Settings for the File Inbound Adapter

Provides reference information for settings of the file inbound adapter, EnsLib.File.InboundAdapter.

Summary

The inbound file adapter has the following settings:

Group	Settings
Basic Settings	File Path, File Spec, Archive Path, Work Path, Call Interval
Additional Settings	Subdirectory Levels, Charset, Append Timestamp, Semaphore Specification, Confirm Complete, File Access Timeout

The remaining settings are common to all business services. For information, see “Settings for All Business Services” in Configuring Ensemble Productions.

Append Timestamp

Append a time stamp to filenames in the Archive Path and Work Path directories; this is useful to prevent possible name collisions on repeated processing of the same filename.

If this value is empty or 0, no time stamp is appended.
If this setting is 1, then the standard template '%f_%Q' is appended.
For other possible values, see “Time Stamp Specifications for Filenames” in Configuring Ensemble Productions.

Archive Path

Full pathname of the directory where the adapter should place the input file after it has finished processing the data in the file. This directory must exist, and it must be accessible through the file system on the local Ensemble machine. If this setting is not specified, the adapter deletes the input file after its call to ProcessInput() returns.

To ensure that the input file is not deleted while your production processes the data from the file, InterSystems recommends that you set Archive Path and Work Path to the same directory. Alternatively, you can use only synchronous calls from your business service to process the data.

Call Interval

The polling interval for this adapter, in seconds. This is the time interval at which the adapter checks for input files in the specified locations.

Upon polling, if the adapter finds a file, it links the file to a stream object and passes the stream object to the associated business service. If several files are detected at once, the adapter sends one request to the business service for each individual file until no more files are found.

If the business service processes each file synchronously, the files will be processed sequentially. If the business service sends them asynchronously to a business process or business operation, the files might be processed simultaneously.

▶ Stored dataset items:
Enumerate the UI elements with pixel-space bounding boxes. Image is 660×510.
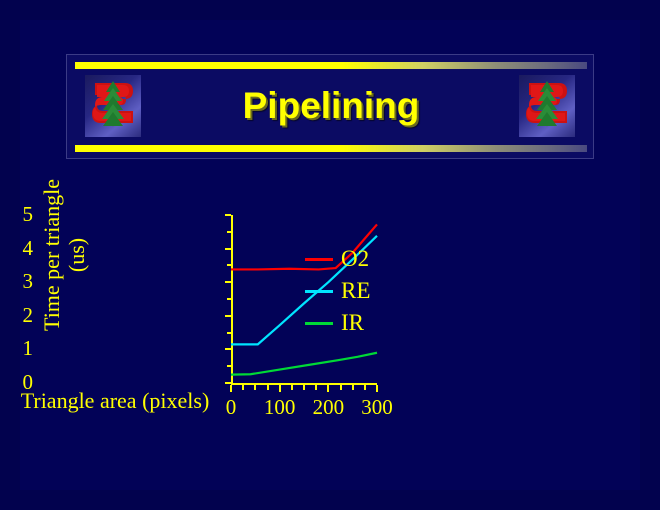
legend-swatch-icon (305, 258, 333, 261)
y-tick-label: 1 (7, 338, 33, 359)
x-tick (315, 385, 317, 390)
x-tick (376, 385, 378, 392)
legend-label: IR (341, 309, 364, 337)
slide-stage: Pipelining (20, 20, 640, 490)
legend-swatch-icon (305, 290, 333, 293)
y-axis-title: Time per triangle (us) (39, 145, 89, 365)
y-tick-label: 5 (7, 204, 33, 225)
legend-item-o2[interactable]: O2 (305, 245, 425, 277)
title-banner: Pipelining (66, 54, 594, 159)
x-tick (279, 385, 281, 392)
series-line-ir (231, 353, 377, 375)
legend-swatch-icon (305, 322, 333, 325)
y-tick-label: 4 (7, 238, 33, 259)
x-tick (327, 385, 329, 392)
y-tick-label: 3 (7, 271, 33, 292)
page-title: Pipelining (67, 85, 595, 127)
legend-item-re[interactable]: RE (305, 277, 425, 309)
legend-item-ir[interactable]: IR (305, 309, 425, 341)
y-axis-title-line2: (us) (64, 145, 89, 365)
legend-label: O2 (341, 245, 369, 273)
x-tick-label: 200 (303, 397, 353, 418)
x-tick (352, 385, 354, 390)
x-tick (291, 385, 293, 390)
performance-line-chart: Time per triangle (us) 012345 0100200300… (40, 170, 620, 480)
x-tick (303, 385, 305, 390)
slide-canvas: Pipelining (0, 0, 660, 510)
stanford-tree-logo-icon (519, 75, 575, 137)
chart-legend: O2REIR (305, 245, 425, 341)
banner-rule-top (75, 62, 587, 69)
legend-label: RE (341, 277, 370, 305)
x-tick (364, 385, 366, 390)
x-tick (340, 385, 342, 390)
y-axis-title-line1: Time per triangle (39, 145, 64, 365)
x-axis-title: Triangle area (pixels) (0, 388, 270, 414)
x-tick-label: 300 (352, 397, 402, 418)
banner-rule-bottom (75, 145, 587, 152)
y-tick-label: 2 (7, 305, 33, 326)
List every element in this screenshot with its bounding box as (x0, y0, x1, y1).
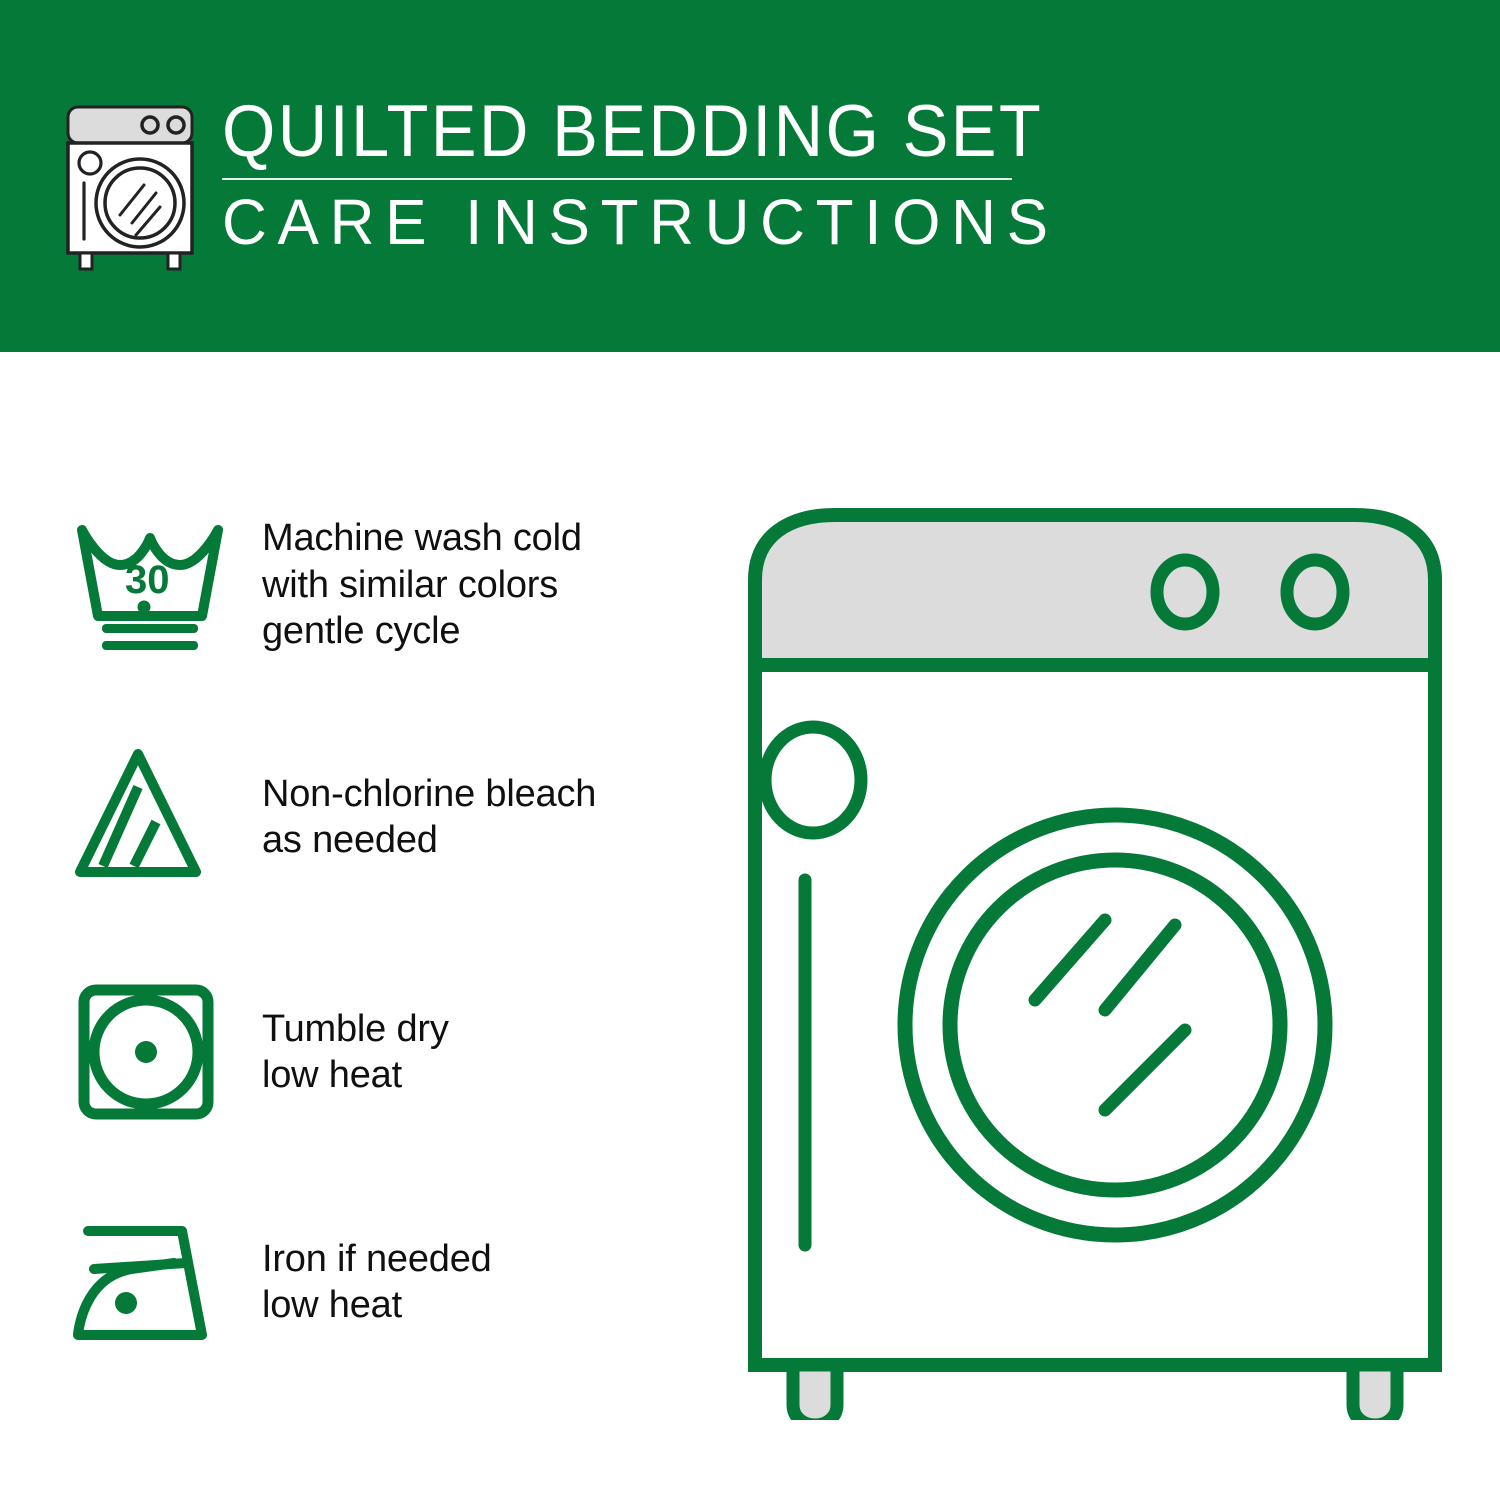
care-row-bleach: Non-chlorine bleach as needed (70, 742, 596, 892)
page-title: QUILTED BEDDING SET (222, 95, 1043, 169)
wash-temperature-value: 30 (125, 558, 170, 602)
iron-icon (70, 1207, 230, 1357)
care-label-iron: Iron if needed low heat (262, 1236, 492, 1329)
header-text-block: QUILTED BEDDING SET CARE INSTRUCTIONS (222, 95, 1096, 257)
page-subtitle: CARE INSTRUCTIONS (222, 189, 1069, 256)
tumble-dry-icon (70, 977, 230, 1127)
care-row-iron: Iron if needed low heat (70, 1207, 492, 1357)
care-row-tumble-dry: Tumble dry low heat (70, 977, 449, 1127)
care-label-tumble-dry: Tumble dry low heat (262, 1006, 449, 1099)
bleach-triangle-icon (70, 742, 230, 892)
care-row-machine-wash: 30 Machine wash cold with similar colors… (70, 510, 582, 660)
washing-machine-illustration (745, 500, 1445, 1420)
header-band: QUILTED BEDDING SET CARE INSTRUCTIONS (0, 0, 1500, 352)
header-divider (222, 178, 1012, 180)
header-content: QUILTED BEDDING SET CARE INSTRUCTIONS (62, 95, 1096, 271)
leg-left (793, 1365, 837, 1420)
door-inner-ring (950, 860, 1280, 1190)
knob-right (1287, 560, 1343, 624)
leg-right (1353, 1365, 1397, 1420)
care-instruction-list: 30 Machine wash cold with similar colors… (0, 352, 740, 1500)
care-label-bleach: Non-chlorine bleach as needed (262, 771, 596, 864)
care-label-machine-wash: Machine wash cold with similar colors ge… (262, 515, 582, 654)
wash-tub-30-icon: 30 (70, 510, 230, 660)
washing-machine-icon (62, 103, 198, 271)
knob-left (1157, 560, 1213, 624)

▶ Tasks to complete:
a) According to the file adapter settings page, what is appended to filenames when Append Timestamp is set to 1?
b) Rewrite the file adapter settings page from "Upon polling, if" to "be processed simultaneously.", renaming "business service" as "inbound service".
These records were taken from a different source.

▶ Completed exercise:
a) The standard template '%f_%Q'.

b)
Upon polling, if the adapter finds a file, it links the file to a stream object and passes the stream object to the associated inbound service. If several files are detected at once, the adapter sends one request to the inbound service for each individual file until no more files are found.

If the inbound service processes each file synchronously, the files will be processed sequentially. If the inbound service sends them asynchronously to a business process or business operation, the files might be processed simultaneously.